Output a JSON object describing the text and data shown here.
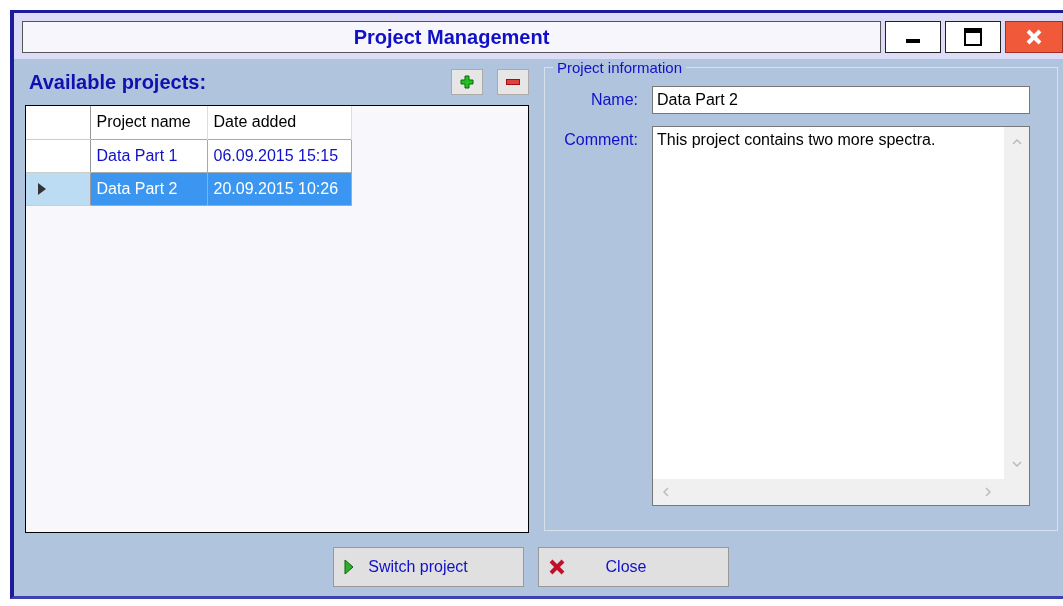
{
  "window": {
    "title": "Project Management",
    "controls": [
      {
        "kind": "minimize"
      },
      {
        "kind": "maximize"
      },
      {
        "kind": "close"
      }
    ]
  },
  "projects": {
    "title": "Available projects:",
    "tools": [
      {
        "kind": "add"
      },
      {
        "kind": "remove"
      }
    ],
    "table": {
      "columns": [
        "Project name",
        "Date added"
      ],
      "rows": [
        {
          "cells": [
            "Data Part 1",
            "06.09.2015 15:15"
          ],
          "selected": false
        },
        {
          "cells": [
            "Data Part 2",
            "20.09.2015 10:26"
          ],
          "selected": true
        }
      ]
    }
  },
  "project_information": {
    "title": "Project information",
    "name_label": "Name:",
    "name_value": "Data Part 2",
    "comment_label": "Comment:",
    "comment_value": "This project contains two more spectra."
  },
  "buttons": [
    {
      "label": "Switch project",
      "kind": "switch"
    },
    {
      "label": "Close",
      "kind": "close"
    }
  ]
}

__________

PROBLEM DESCRIPTION. Copy out each line of the records where the string "projects" appears.

EXERCISE RESULT.
  "projects": {
    "title": "Available projects:",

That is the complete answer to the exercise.